Aufgabenstellung: Führe den Textauszug über die Proteste in Dakar und den Konflikt in der Region Casamance im Anschluss an seinen letzten Satz weiter.

Ende 2011 verschärfte sich der Konflikt zwischen der Armee und der Bewegung der Demokratischen Kräfte von Casamance (Mouvement des Forces Démocratiques de la Casamance – MFDC) und forderte sowohl Opfer unter der Zivilbevölkerung wie auch in den Reihen der Soldaten.

Im Berichtsjahr fanden im gesamten Land, vor allem aber in der Hauptstadt Dakar, Massendemonstrationen statt. Diese richteten sich gegen die Absicht von Präsident Abdoulaye Wade, bei den Wahlen 2012 für eine dritte Amtszeit zu kandidieren.

Im Juni 2011 kam es in Dakar zwischen der Bereitschaftspolizei und Demonstrierenden zu gewaltsamen Zusammenstößen. Auslöser der Proteste war ein Gesetzentwurf über Änderungen des Verfahrens für die Präsidentschaftswahlen. Der Gesetzentwurf wurde daraufhin zurückgezogen.

Im Juni wurde die Implementierung eines Gesetzes beschlossen, das die Ernennung eines staatlichen Inspektors für Haftzentren vorsieht. Der Posten war Ende 2011 allerdings noch nicht besetzt.

Menschenrechtsverletzungen und -verstöße in der Region Casamance

Bei Zusammenstößen zwischen der MFDC und der Armee gab es mehrere Tote und Verletzte unter der Zivilbevölkerung.

Bereitgestellte Angaben:
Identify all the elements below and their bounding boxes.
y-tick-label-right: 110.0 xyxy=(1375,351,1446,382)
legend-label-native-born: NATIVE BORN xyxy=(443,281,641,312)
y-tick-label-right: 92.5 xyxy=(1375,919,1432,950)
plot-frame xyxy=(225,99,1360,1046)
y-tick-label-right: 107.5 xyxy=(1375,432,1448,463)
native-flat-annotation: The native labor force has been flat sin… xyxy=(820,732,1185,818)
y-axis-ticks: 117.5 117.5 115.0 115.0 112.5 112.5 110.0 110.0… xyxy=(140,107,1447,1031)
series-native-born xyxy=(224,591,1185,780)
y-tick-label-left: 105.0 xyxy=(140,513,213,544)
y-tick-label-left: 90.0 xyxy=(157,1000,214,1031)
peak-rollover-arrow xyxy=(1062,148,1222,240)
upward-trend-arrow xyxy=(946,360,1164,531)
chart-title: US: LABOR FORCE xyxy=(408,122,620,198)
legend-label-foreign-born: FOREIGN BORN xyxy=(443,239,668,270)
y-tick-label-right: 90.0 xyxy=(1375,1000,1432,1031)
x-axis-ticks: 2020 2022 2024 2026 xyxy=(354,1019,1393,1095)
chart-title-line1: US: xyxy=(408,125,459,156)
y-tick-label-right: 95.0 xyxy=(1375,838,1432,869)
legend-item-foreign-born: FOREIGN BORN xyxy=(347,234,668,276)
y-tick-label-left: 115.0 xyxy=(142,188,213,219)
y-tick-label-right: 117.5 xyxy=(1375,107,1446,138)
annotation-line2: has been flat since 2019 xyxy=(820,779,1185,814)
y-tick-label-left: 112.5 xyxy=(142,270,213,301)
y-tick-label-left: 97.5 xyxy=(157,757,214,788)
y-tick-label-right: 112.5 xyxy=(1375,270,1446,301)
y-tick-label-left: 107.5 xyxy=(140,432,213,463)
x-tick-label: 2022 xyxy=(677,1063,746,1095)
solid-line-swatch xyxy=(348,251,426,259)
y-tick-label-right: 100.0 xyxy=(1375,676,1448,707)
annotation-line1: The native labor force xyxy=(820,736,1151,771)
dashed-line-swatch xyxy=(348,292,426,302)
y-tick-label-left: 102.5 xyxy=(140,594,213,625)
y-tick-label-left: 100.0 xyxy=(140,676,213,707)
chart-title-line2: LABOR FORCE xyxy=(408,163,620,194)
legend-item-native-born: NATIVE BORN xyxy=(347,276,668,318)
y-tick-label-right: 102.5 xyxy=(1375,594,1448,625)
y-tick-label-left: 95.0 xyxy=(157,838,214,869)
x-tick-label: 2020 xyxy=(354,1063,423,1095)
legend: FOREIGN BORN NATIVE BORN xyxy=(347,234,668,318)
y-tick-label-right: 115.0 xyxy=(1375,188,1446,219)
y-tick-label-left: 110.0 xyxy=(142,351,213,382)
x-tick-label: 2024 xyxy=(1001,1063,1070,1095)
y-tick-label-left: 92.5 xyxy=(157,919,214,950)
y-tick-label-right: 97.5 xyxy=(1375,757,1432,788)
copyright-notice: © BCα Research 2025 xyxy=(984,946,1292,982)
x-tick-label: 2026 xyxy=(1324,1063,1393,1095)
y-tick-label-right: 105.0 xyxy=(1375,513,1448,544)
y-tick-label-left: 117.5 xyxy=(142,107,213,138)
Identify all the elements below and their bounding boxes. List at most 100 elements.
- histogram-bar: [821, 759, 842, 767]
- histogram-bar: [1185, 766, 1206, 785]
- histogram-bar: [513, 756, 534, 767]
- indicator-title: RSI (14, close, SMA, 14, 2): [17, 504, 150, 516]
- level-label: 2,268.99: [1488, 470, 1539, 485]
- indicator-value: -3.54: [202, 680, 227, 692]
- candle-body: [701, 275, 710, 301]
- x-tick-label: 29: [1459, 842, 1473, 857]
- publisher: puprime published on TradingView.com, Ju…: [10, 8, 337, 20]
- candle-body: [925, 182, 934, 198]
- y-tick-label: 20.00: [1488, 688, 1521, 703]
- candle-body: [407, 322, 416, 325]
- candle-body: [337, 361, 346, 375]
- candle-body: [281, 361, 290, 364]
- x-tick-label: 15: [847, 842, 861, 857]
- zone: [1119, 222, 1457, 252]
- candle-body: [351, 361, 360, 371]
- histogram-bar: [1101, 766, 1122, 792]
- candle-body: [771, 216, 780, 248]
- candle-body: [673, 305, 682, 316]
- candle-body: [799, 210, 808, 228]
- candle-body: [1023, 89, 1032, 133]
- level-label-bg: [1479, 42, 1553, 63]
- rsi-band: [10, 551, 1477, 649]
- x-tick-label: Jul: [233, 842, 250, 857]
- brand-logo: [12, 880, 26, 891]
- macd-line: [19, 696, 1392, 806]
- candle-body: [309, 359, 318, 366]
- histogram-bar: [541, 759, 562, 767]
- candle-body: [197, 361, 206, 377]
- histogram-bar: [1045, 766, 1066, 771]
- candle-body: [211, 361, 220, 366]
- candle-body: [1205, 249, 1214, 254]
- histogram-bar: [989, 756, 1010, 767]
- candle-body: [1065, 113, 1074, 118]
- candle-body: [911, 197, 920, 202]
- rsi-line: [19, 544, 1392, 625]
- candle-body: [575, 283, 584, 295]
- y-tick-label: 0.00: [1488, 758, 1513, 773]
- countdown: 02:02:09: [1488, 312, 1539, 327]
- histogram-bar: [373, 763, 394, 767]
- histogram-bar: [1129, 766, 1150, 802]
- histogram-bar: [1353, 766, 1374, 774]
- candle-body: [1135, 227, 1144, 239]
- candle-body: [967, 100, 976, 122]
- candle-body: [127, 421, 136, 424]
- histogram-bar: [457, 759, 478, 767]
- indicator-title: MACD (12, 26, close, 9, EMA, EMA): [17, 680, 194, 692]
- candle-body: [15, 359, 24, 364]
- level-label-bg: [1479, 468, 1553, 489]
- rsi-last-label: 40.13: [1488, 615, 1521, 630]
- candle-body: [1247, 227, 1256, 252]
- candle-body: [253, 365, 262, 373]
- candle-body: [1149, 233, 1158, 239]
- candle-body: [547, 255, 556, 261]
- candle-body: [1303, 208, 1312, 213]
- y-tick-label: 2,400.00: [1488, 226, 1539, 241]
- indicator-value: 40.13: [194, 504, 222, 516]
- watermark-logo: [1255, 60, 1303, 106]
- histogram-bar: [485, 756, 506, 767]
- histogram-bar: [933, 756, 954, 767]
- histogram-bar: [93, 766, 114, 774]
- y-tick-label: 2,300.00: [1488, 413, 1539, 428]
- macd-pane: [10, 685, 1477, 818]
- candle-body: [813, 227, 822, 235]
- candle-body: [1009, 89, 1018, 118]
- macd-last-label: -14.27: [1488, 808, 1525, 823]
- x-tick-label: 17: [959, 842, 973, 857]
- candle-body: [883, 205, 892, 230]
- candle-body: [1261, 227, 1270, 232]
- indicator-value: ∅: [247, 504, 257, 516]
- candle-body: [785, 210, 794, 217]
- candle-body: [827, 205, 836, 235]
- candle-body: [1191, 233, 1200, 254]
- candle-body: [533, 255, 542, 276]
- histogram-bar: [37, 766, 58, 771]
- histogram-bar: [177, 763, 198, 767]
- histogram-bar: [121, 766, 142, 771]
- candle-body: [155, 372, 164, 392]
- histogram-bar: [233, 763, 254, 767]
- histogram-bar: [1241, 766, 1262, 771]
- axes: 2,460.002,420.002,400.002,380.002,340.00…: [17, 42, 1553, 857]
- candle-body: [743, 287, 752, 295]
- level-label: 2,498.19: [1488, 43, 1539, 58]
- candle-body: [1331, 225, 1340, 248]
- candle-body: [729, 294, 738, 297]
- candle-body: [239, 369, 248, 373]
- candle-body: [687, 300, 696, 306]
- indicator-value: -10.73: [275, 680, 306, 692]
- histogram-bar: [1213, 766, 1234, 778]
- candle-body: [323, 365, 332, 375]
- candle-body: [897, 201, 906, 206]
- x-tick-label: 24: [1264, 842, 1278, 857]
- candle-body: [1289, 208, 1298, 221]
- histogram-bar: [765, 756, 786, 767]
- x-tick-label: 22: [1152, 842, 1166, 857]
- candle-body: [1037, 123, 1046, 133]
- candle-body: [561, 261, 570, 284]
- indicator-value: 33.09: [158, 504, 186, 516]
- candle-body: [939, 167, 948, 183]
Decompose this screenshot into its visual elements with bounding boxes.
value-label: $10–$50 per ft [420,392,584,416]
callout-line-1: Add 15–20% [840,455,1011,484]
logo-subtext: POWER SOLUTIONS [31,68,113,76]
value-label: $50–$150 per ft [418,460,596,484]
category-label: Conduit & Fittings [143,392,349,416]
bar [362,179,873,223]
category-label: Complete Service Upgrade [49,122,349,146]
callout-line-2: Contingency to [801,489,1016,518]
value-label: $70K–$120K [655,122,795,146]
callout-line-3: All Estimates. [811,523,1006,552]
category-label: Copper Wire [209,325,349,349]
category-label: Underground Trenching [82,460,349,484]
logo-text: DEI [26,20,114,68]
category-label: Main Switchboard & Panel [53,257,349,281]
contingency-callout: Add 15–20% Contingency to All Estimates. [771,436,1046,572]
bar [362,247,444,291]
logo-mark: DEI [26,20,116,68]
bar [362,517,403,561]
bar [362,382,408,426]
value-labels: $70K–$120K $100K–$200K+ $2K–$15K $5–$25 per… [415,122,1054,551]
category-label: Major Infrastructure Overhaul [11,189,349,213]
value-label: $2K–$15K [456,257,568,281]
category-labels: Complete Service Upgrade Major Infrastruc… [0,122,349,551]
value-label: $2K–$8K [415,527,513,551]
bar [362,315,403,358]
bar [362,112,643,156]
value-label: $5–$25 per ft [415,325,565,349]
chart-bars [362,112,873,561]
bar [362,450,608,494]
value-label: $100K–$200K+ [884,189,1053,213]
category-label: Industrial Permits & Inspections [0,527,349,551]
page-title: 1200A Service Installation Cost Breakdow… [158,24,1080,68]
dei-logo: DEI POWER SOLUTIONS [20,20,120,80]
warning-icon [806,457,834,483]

Antwort:
  • Im November 2011 wurden in Diagnon zehn Zivilpersonen von mutmaßlichen MFDC-Mitgliedern erschossen. Sie hatten in der 30 km von Ziguinchor, der Hauptstadt der Region, entfernten Ortschaft Holz gesammelt.

Unterdrückung Andersdenkender

Wegen der politischen und wirtschaftlichen Situation des Landes kam es 2011 immer wieder zu Protesten. Diese wurden auf Anweisung der Regierung mit Gewalt aufgelöst.

  • Im Mai wurde Malick Bâ in der Ortschaft Sangalkam von Angehörigen der Gendarmerie (Polizeikräfte, die dem Verteidigungsministerium unterstehen) getötet. Der Vorfall ereignete sich bei einer Demonstration gegen die Neubesetzung der Kommunalverwaltung. Die Gendarmen hatten mit scharfer Munition auf die Demonstrierenden geschossen.

Recht auf freie Meinungsäußerung

Mehrere Personen wurden festgenommen, weil sie öffentlich ihre Ablehnung der Regierung zum Ausdruck gebracht hatten. In einem Fall wurde deshalb eine Gefängnisstrafe verhängt.

  • Im Juni 2011 wurden Alioune Tine, Generalsekretär der Menschenrechtsorganisation Rencontre Africaine pour la Défense des Droits de l’Homme (RADDHO), und Oumar Diallo bei einer Protestaktion gegen die umstrittene Verfassungsreform von Personen angegriffen, die der Regierungspartei nahestehen sollen.

  • Im Oktober wurde Malick Noël Seck, Sprecher einer Bewegung, die der Sozialistischen Partei nahesteht, zu zwei Jahren Gefängnis verurteilt, weil er Mitglieder des Verfassungsrats aufgefordert hatte, Präsident Wades Kandidatur für eine dritte Amtszeit nicht zuzulassen.

Folter und andere Misshandlungen

Straftatverdächtige wurden von der Polizei routinemäßig gefoltert. Ein Gefangener soll zu Tode gefoltert worden sein.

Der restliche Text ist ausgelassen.